YOUR OBJECTIVE
Retype the data that follows line by line, exactly, and leave its pictures out.

SUPPLIED INFORMATION
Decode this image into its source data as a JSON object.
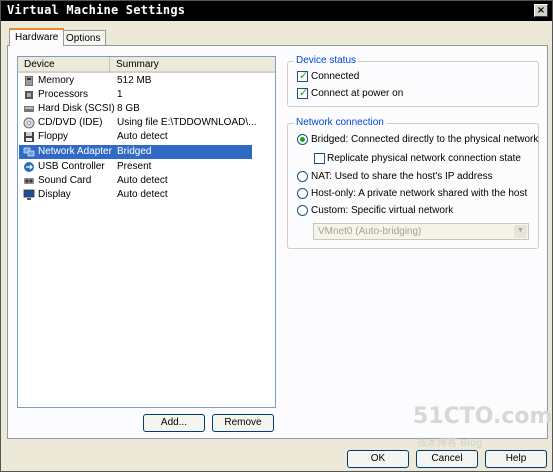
{
  "window": {
    "title": "Virtual Machine Settings",
    "close_glyph": "×"
  },
  "tabs": [
    {
      "label": "Hardware",
      "active": true
    },
    {
      "label": "Options",
      "active": false
    }
  ],
  "device_list": {
    "columns": [
      "Device",
      "Summary"
    ],
    "rows": [
      {
        "name": "Memory",
        "summary": "512 MB",
        "icon": "memory-icon"
      },
      {
        "name": "Processors",
        "summary": "1",
        "icon": "processor-icon"
      },
      {
        "name": "Hard Disk (SCSI)",
        "summary": "8 GB",
        "icon": "harddisk-icon"
      },
      {
        "name": "CD/DVD (IDE)",
        "summary": "Using file E:\\TDDOWNLOAD\\...",
        "icon": "cd-icon"
      },
      {
        "name": "Floppy",
        "summary": "Auto detect",
        "icon": "floppy-icon"
      },
      {
        "name": "Network Adapter",
        "summary": "Bridged",
        "icon": "network-icon",
        "selected": true
      },
      {
        "name": "USB Controller",
        "summary": "Present",
        "icon": "usb-icon"
      },
      {
        "name": "Sound Card",
        "summary": "Auto detect",
        "icon": "sound-icon"
      },
      {
        "name": "Display",
        "summary": "Auto detect",
        "icon": "display-icon"
      }
    ]
  },
  "buttons": {
    "add": "Add...",
    "remove": "Remove",
    "ok": "OK",
    "cancel": "Cancel",
    "help": "Help"
  },
  "device_status": {
    "legend": "Device status",
    "connected": {
      "label": "Connected",
      "checked": true
    },
    "connect_power_on": {
      "label": "Connect at power on",
      "checked": true
    }
  },
  "network_connection": {
    "legend": "Network connection",
    "bridged": {
      "label": "Bridged: Connected directly to the physical network",
      "selected": true
    },
    "replicate": {
      "label": "Replicate physical network connection state",
      "checked": false
    },
    "nat": {
      "label": "NAT: Used to share the host's IP address",
      "selected": false
    },
    "host_only": {
      "label": "Host-only: A private network shared with the host",
      "selected": false
    },
    "custom": {
      "label": "Custom: Specific virtual network",
      "selected": false
    },
    "vmnet_select": {
      "value": "VMnet0 (Auto-bridging)",
      "disabled": true
    }
  },
  "watermark": {
    "logo": "51CTO.com",
    "sub": "技术博客  Blog"
  },
  "colors": {
    "accent": "#316ac5",
    "title_bg": "#000000",
    "legend": "#0046d5",
    "check": "#21a121"
  }
}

RIGHT ANSWER
Decode this image into its source data as a JSON object.
{
  "window": {
    "title": "Virtual Machine Settings",
    "close_glyph": "×"
  },
  "tabs": [
    {
      "label": "Hardware",
      "active": true
    },
    {
      "label": "Options",
      "active": false
    }
  ],
  "device_list": {
    "columns": [
      "Device",
      "Summary"
    ],
    "rows": [
      {
        "name": "Memory",
        "summary": "512 MB",
        "icon": "memory-icon"
      },
      {
        "name": "Processors",
        "summary": "1",
        "icon": "processor-icon"
      },
      {
        "name": "Hard Disk (SCSI)",
        "summary": "8 GB",
        "icon": "harddisk-icon"
      },
      {
        "name": "CD/DVD (IDE)",
        "summary": "Using file E:\\TDDOWNLOAD\\...",
        "icon": "cd-icon"
      },
      {
        "name": "Floppy",
        "summary": "Auto detect",
        "icon": "floppy-icon"
      },
      {
        "name": "Network Adapter",
        "summary": "Bridged",
        "icon": "network-icon",
        "selected": true
      },
      {
        "name": "USB Controller",
        "summary": "Present",
        "icon": "usb-icon"
      },
      {
        "name": "Sound Card",
        "summary": "Auto detect",
        "icon": "sound-icon"
      },
      {
        "name": "Display",
        "summary": "Auto detect",
        "icon": "display-icon"
      }
    ]
  },
  "buttons": {
    "add": "Add...",
    "remove": "Remove",
    "ok": "OK",
    "cancel": "Cancel",
    "help": "Help"
  },
  "device_status": {
    "legend": "Device status",
    "connected": {
      "label": "Connected",
      "checked": true
    },
    "connect_power_on": {
      "label": "Connect at power on",
      "checked": true
    }
  },
  "network_connection": {
    "legend": "Network connection",
    "bridged": {
      "label": "Bridged: Connected directly to the physical network",
      "selected": true
    },
    "replicate": {
      "label": "Replicate physical network connection state",
      "checked": false
    },
    "nat": {
      "label": "NAT: Used to share the host's IP address",
      "selected": false
    },
    "host_only": {
      "label": "Host-only: A private network shared with the host",
      "selected": false
    },
    "custom": {
      "label": "Custom: Specific virtual network",
      "selected": false
    },
    "vmnet_select": {
      "value": "VMnet0 (Auto-bridging)",
      "disabled": true
    }
  },
  "watermark": {
    "logo": "51CTO.com",
    "sub": "技术博客  Blog"
  },
  "colors": {
    "accent": "#316ac5",
    "title_bg": "#000000",
    "legend": "#0046d5",
    "check": "#21a121"
  }
}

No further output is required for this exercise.